Start DATA TO PROCESS

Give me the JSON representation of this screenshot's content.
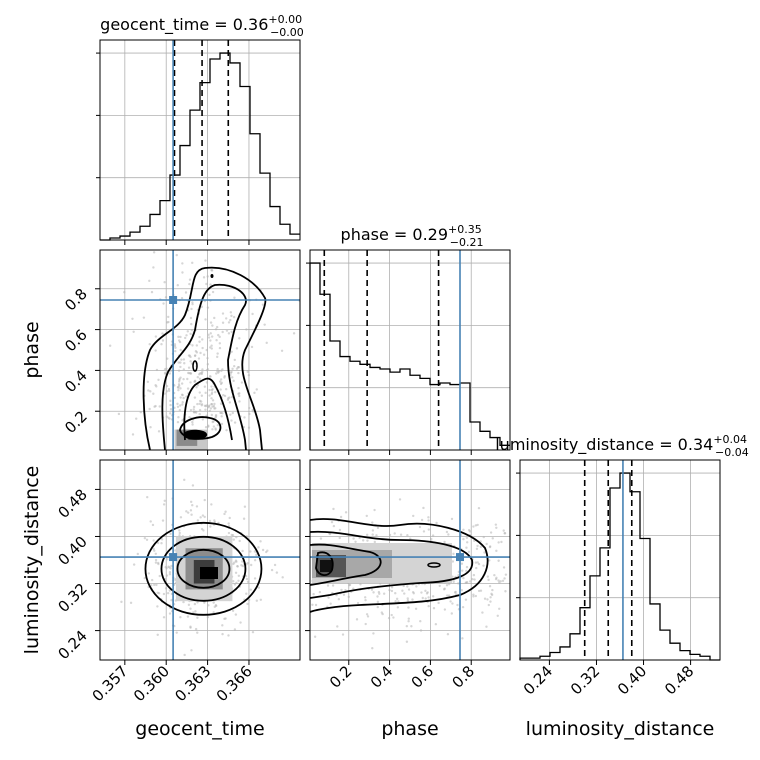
{
  "chart_data": {
    "type": "corner",
    "parameters": [
      "geocent_time",
      "phase",
      "luminosity_distance"
    ],
    "ranges": {
      "geocent_time": [
        0.3552,
        0.3697
      ],
      "phase": [
        0.01,
        0.99
      ],
      "luminosity_distance": [
        0.19,
        0.53
      ]
    },
    "truths": {
      "geocent_time": 0.3605,
      "phase": 0.745,
      "luminosity_distance": 0.365
    },
    "quantiles": {
      "geocent_time": [
        0.3606,
        0.3626,
        0.3645
      ],
      "phase": [
        0.08,
        0.29,
        0.64
      ],
      "luminosity_distance": [
        0.3,
        0.34,
        0.38
      ]
    },
    "titles": [
      {
        "param": "geocent_time",
        "text": "geocent_time = 0.36",
        "sup": "+0.00",
        "sub": "−0.00"
      },
      {
        "param": "phase",
        "text": "phase = 0.29",
        "sup": "+0.35",
        "sub": "−0.21"
      },
      {
        "param": "luminosity_distance",
        "text": "luminosity_distance = 0.34",
        "sup": "+0.04",
        "sub": "−0.04"
      }
    ],
    "axis_labels": {
      "x": [
        "geocent_time",
        "phase",
        "luminosity_distance"
      ],
      "y": [
        "phase",
        "luminosity_distance"
      ]
    },
    "ticks": {
      "geocent_time": {
        "values": [
          0.357,
          0.36,
          0.363,
          0.366
        ],
        "labels": [
          "0.357",
          "0.360",
          "0.363",
          "0.366"
        ]
      },
      "phase": {
        "values": [
          0.2,
          0.4,
          0.6,
          0.8
        ],
        "labels": [
          "0.2",
          "0.4",
          "0.6",
          "0.8"
        ]
      },
      "luminosity_distance": {
        "values": [
          0.24,
          0.32,
          0.4,
          0.48
        ],
        "labels": [
          "0.24",
          "0.32",
          "0.40",
          "0.48"
        ]
      }
    },
    "histograms": {
      "geocent_time": {
        "bin_start": 0.3552,
        "bin_width": 0.000725,
        "counts": [
          0,
          1,
          2,
          4,
          7,
          13,
          20,
          33,
          48,
          66,
          80,
          92,
          95,
          90,
          78,
          54,
          34,
          17,
          8,
          3
        ]
      },
      "phase": {
        "bin_start": 0.01,
        "bin_width": 0.049,
        "counts": [
          120,
          100,
          70,
          60,
          57,
          55,
          53,
          52,
          50,
          52,
          48,
          46,
          42,
          43,
          42,
          43,
          18,
          12,
          8,
          3
        ]
      },
      "luminosity_distance": {
        "bin_start": 0.19,
        "bin_width": 0.017,
        "counts": [
          1,
          1,
          2,
          4,
          7,
          14,
          28,
          45,
          60,
          92,
          100,
          90,
          65,
          30,
          16,
          9,
          5,
          3,
          2,
          0
        ]
      }
    },
    "colors": {
      "line": "#000000",
      "truth": "#4682b4",
      "grid": "#b0b0b0",
      "scatter": "#b4b4b4"
    }
  }
}
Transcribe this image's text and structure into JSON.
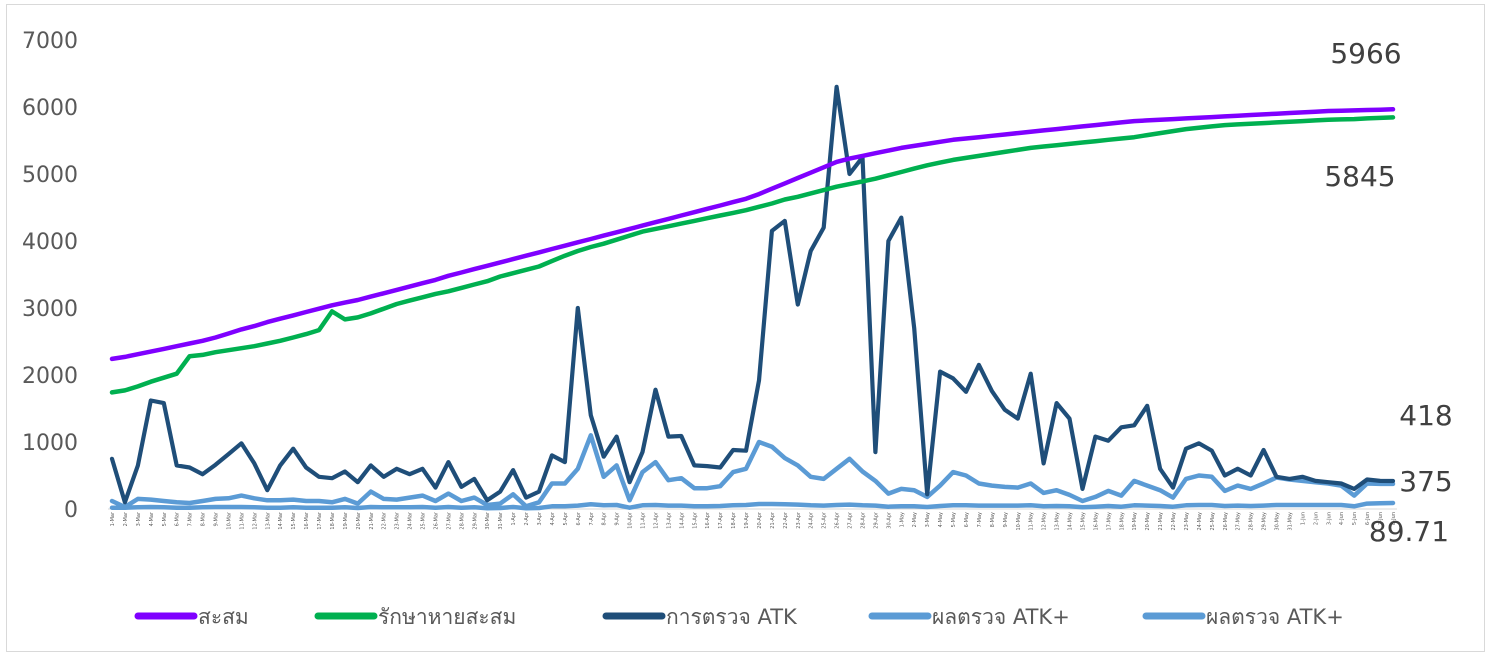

End DATA TO PROCESS

• [WRITTEN INSTRUCTION] Copy each line holding the word "this" from the listing above.

• [EXERCISE ANSWER]
Give me the JSON representation of this screenshot's content.
Transcribe this image's text and structure into JSON.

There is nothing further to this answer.